> **Exercise data**
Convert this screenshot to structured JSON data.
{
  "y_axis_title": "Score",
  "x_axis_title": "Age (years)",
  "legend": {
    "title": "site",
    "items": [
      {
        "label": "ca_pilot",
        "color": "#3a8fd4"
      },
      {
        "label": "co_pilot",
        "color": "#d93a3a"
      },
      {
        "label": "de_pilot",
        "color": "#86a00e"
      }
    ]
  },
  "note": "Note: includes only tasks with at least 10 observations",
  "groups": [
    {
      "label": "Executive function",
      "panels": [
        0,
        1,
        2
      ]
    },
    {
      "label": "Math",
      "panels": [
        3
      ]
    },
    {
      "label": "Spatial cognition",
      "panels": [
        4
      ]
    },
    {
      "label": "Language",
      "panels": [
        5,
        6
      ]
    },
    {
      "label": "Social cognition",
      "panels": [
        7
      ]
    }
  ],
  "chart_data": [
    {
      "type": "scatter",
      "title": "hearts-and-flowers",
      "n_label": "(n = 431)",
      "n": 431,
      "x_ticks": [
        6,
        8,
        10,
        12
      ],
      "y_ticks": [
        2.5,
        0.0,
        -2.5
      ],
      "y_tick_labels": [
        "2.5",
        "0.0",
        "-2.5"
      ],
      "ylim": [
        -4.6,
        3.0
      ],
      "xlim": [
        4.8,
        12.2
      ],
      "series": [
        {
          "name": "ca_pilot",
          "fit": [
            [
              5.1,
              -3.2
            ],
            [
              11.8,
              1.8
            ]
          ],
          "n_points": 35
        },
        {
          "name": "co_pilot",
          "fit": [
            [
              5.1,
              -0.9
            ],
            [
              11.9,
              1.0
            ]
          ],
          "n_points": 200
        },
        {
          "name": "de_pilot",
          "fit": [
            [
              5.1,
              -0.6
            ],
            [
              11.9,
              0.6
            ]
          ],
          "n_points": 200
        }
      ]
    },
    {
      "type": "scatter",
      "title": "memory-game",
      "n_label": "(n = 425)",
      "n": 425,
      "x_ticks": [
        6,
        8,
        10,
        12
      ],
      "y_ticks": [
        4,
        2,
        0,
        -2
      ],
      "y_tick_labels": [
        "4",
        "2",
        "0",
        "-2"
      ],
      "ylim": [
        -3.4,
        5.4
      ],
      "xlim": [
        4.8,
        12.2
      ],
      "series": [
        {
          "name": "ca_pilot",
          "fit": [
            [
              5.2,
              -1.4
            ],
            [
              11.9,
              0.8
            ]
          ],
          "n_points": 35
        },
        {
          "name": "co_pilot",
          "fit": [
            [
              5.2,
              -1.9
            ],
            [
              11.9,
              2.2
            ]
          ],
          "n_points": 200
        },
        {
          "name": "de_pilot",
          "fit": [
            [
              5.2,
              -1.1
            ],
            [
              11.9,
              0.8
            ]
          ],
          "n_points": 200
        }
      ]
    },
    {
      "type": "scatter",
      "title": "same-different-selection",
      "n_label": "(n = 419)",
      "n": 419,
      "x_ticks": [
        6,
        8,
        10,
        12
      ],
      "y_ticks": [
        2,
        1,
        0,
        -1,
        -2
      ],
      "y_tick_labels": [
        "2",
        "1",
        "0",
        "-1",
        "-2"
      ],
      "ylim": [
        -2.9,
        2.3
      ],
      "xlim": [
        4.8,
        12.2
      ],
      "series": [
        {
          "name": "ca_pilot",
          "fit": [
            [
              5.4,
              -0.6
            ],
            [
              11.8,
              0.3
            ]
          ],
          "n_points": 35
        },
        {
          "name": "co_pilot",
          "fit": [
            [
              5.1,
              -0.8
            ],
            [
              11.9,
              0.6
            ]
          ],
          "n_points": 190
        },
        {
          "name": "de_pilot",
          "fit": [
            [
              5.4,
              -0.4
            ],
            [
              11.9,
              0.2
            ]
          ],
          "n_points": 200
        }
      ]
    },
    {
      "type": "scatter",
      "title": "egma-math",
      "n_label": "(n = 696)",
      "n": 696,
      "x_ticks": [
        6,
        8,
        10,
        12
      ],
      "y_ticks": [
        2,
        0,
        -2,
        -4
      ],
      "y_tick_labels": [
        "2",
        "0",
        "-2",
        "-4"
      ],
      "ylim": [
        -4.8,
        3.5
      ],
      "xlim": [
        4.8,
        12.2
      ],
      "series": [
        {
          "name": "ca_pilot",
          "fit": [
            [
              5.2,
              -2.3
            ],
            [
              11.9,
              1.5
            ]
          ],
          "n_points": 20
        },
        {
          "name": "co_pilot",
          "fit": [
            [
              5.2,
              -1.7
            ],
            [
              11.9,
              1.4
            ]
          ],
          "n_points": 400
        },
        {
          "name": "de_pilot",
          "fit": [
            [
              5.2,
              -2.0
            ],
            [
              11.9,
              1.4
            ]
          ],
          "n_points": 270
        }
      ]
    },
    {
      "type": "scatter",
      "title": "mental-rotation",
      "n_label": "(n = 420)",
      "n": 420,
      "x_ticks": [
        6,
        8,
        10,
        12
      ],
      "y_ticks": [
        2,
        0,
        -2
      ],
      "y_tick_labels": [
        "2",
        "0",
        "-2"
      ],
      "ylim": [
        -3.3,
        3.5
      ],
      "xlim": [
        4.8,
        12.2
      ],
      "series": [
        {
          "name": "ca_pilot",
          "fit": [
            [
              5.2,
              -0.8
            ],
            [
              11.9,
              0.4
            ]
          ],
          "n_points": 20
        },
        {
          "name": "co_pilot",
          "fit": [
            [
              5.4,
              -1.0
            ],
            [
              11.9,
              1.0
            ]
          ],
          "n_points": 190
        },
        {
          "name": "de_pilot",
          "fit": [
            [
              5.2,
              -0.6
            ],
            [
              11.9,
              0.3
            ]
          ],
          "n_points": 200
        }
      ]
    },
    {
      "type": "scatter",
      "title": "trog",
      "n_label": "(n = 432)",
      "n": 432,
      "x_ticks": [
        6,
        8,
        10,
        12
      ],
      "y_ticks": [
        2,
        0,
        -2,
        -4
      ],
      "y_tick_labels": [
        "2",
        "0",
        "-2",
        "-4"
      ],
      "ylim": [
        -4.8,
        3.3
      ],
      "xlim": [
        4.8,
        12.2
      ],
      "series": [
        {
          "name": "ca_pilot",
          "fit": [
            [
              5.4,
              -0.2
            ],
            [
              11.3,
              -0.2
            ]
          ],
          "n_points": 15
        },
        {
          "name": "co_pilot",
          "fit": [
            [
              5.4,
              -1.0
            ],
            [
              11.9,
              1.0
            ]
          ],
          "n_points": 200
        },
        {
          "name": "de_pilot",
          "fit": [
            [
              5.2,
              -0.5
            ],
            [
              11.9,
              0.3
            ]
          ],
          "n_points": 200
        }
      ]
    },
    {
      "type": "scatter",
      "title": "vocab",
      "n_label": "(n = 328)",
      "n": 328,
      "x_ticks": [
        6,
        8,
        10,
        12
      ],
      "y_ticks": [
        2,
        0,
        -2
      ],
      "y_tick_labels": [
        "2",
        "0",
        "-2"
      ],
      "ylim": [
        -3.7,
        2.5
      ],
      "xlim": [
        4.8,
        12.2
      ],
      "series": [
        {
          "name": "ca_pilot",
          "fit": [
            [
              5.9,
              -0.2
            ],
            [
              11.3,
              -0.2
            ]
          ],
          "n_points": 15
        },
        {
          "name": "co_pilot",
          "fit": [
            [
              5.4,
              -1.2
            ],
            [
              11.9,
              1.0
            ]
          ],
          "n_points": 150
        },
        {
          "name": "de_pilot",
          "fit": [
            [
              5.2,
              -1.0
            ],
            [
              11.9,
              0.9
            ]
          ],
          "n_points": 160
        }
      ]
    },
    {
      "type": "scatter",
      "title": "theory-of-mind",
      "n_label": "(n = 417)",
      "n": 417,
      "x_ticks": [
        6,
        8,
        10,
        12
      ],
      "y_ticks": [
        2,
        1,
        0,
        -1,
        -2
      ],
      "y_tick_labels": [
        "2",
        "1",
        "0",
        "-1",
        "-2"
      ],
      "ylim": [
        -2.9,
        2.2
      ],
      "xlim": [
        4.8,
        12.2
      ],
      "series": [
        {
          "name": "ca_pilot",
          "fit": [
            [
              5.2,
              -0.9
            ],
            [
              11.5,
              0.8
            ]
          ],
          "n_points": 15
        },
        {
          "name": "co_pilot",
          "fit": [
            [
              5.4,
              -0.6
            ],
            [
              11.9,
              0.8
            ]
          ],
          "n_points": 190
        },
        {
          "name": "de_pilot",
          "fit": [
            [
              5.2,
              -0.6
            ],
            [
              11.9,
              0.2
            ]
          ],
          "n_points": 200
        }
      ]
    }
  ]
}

> **Given exercise**
Return, from the data, each line that has the word "color" in it.

> **The answer**
        "color": "#3a8fd4"
        "color": "#d93a3a"
        "color": "#86a00e"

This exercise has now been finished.